- DATA
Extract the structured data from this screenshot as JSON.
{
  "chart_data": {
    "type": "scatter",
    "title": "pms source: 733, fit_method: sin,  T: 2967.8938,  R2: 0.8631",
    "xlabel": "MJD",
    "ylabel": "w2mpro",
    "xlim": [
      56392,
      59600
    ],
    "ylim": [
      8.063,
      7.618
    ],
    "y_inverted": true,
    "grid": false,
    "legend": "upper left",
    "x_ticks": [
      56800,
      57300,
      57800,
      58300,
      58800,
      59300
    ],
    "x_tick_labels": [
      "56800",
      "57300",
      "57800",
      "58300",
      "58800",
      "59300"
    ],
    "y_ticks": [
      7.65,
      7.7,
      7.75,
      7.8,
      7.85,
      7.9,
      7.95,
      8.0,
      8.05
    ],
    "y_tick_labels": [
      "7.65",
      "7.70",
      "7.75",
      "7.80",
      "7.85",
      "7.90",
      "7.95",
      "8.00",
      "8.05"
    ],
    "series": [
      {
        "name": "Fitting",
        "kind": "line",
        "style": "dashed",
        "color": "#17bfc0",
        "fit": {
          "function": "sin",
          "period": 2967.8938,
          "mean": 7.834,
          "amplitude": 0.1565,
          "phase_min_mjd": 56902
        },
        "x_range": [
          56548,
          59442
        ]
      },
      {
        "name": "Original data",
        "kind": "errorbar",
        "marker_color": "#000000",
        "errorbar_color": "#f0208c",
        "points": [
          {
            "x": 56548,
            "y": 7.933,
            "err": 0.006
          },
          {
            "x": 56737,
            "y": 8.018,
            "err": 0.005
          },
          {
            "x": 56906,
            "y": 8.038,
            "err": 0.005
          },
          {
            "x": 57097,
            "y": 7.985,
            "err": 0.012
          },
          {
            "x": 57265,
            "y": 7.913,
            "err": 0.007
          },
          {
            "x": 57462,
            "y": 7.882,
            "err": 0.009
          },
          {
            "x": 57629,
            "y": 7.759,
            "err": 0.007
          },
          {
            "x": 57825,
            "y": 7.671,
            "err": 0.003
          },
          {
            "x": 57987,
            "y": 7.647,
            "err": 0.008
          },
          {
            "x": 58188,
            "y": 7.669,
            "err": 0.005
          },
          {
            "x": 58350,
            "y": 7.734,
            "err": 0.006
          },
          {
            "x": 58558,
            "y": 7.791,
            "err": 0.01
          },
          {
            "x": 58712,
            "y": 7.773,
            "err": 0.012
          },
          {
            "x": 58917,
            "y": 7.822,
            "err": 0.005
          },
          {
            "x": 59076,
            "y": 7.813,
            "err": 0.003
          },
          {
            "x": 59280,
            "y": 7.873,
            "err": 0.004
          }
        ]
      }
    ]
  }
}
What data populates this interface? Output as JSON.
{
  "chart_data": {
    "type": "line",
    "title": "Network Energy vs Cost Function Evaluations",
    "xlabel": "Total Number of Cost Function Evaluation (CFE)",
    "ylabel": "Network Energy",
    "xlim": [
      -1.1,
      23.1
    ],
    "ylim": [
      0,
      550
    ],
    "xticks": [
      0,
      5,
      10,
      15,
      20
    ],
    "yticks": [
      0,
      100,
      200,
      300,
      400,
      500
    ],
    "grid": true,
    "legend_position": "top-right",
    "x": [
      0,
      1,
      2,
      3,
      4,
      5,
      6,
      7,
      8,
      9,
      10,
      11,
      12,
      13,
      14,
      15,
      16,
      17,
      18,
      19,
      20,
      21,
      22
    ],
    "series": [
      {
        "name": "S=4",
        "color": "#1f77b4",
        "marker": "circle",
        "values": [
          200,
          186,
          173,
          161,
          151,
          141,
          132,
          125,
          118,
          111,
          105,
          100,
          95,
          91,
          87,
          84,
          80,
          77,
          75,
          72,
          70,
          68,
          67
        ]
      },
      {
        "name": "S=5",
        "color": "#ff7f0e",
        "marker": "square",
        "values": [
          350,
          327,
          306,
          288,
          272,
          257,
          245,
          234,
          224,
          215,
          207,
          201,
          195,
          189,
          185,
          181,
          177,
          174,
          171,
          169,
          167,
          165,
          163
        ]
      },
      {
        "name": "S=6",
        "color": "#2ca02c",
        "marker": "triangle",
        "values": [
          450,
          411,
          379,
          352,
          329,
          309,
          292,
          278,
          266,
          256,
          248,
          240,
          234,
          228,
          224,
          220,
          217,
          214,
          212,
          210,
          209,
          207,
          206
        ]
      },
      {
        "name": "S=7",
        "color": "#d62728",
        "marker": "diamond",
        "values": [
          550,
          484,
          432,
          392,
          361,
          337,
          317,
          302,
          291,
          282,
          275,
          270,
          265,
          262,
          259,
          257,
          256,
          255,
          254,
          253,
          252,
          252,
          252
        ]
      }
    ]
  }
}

- YOUR GOAL
Repeat the records exactly, including every line.

- RESULT OF THIS EXERCISE
Extract the structured data from this screenshot as JSON.
{
  "chart_data": {
    "type": "scatter",
    "title": "pms source: 733, fit_method: sin,  T: 2967.8938,  R2: 0.8631",
    "xlabel": "MJD",
    "ylabel": "w2mpro",
    "xlim": [
      56392,
      59600
    ],
    "ylim": [
      8.063,
      7.618
    ],
    "y_inverted": true,
    "grid": false,
    "legend": "upper left",
    "x_ticks": [
      56800,
      57300,
      57800,
      58300,
      58800,
      59300
    ],
    "x_tick_labels": [
      "56800",
      "57300",
      "57800",
      "58300",
      "58800",
      "59300"
    ],
    "y_ticks": [
      7.65,
      7.7,
      7.75,
      7.8,
      7.85,
      7.9,
      7.95,
      8.0,
      8.05
    ],
    "y_tick_labels": [
      "7.65",
      "7.70",
      "7.75",
      "7.80",
      "7.85",
      "7.90",
      "7.95",
      "8.00",
      "8.05"
    ],
    "series": [
      {
        "name": "Fitting",
        "kind": "line",
        "style": "dashed",
        "color": "#17bfc0",
        "fit": {
          "function": "sin",
          "period": 2967.8938,
          "mean": 7.834,
          "amplitude": 0.1565,
          "phase_min_mjd": 56902
        },
        "x_range": [
          56548,
          59442
        ]
      },
      {
        "name": "Original data",
        "kind": "errorbar",
        "marker_color": "#000000",
        "errorbar_color": "#f0208c",
        "points": [
          {
            "x": 56548,
            "y": 7.933,
            "err": 0.006
          },
          {
            "x": 56737,
            "y": 8.018,
            "err": 0.005
          },
          {
            "x": 56906,
            "y": 8.038,
            "err": 0.005
          },
          {
            "x": 57097,
            "y": 7.985,
            "err": 0.012
          },
          {
            "x": 57265,
            "y": 7.913,
            "err": 0.007
          },
          {
            "x": 57462,
            "y": 7.882,
            "err": 0.009
          },
          {
            "x": 57629,
            "y": 7.759,
            "err": 0.007
          },
          {
            "x": 57825,
            "y": 7.671,
            "err": 0.003
          },
          {
            "x": 57987,
            "y": 7.647,
            "err": 0.008
          },
          {
            "x": 58188,
            "y": 7.669,
            "err": 0.005
          },
          {
            "x": 58350,
            "y": 7.734,
            "err": 0.006
          },
          {
            "x": 58558,
            "y": 7.791,
            "err": 0.01
          },
          {
            "x": 58712,
            "y": 7.773,
            "err": 0.012
          },
          {
            "x": 58917,
            "y": 7.822,
            "err": 0.005
          },
          {
            "x": 59076,
            "y": 7.813,
            "err": 0.003
          },
          {
            "x": 59280,
            "y": 7.873,
            "err": 0.004
          }
        ]
      }
    ]
  }
}
What data populates this interface? Output as JSON.
{
  "chart_data": {
    "type": "line",
    "title": "Network Energy vs Cost Function Evaluations",
    "xlabel": "Total Number of Cost Function Evaluation (CFE)",
    "ylabel": "Network Energy",
    "xlim": [
      -1.1,
      23.1
    ],
    "ylim": [
      0,
      550
    ],
    "xticks": [
      0,
      5,
      10,
      15,
      20
    ],
    "yticks": [
      0,
      100,
      200,
      300,
      400,
      500
    ],
    "grid": true,
    "legend_position": "top-right",
    "x": [
      0,
      1,
      2,
      3,
      4,
      5,
      6,
      7,
      8,
      9,
      10,
      11,
      12,
      13,
      14,
      15,
      16,
      17,
      18,
      19,
      20,
      21,
      22
    ],
    "series": [
      {
        "name": "S=4",
        "color": "#1f77b4",
        "marker": "circle",
        "values": [
          200,
          186,
          173,
          161,
          151,
          141,
          132,
          125,
          118,
          111,
          105,
          100,
          95,
          91,
          87,
          84,
          80,
          77,
          75,
          72,
          70,
          68,
          67
        ]
      },
      {
        "name": "S=5",
        "color": "#ff7f0e",
        "marker": "square",
        "values": [
          350,
          327,
          306,
          288,
          272,
          257,
          245,
          234,
          224,
          215,
          207,
          201,
          195,
          189,
          185,
          181,
          177,
          174,
          171,
          169,
          167,
          165,
          163
        ]
      },
      {
        "name": "S=6",
        "color": "#2ca02c",
        "marker": "triangle",
        "values": [
          450,
          411,
          379,
          352,
          329,
          309,
          292,
          278,
          266,
          256,
          248,
          240,
          234,
          228,
          224,
          220,
          217,
          214,
          212,
          210,
          209,
          207,
          206
        ]
      },
      {
        "name": "S=7",
        "color": "#d62728",
        "marker": "diamond",
        "values": [
          550,
          484,
          432,
          392,
          361,
          337,
          317,
          302,
          291,
          282,
          275,
          270,
          265,
          262,
          259,
          257,
          256,
          255,
          254,
          253,
          252,
          252,
          252
        ]
      }
    ]
  }
}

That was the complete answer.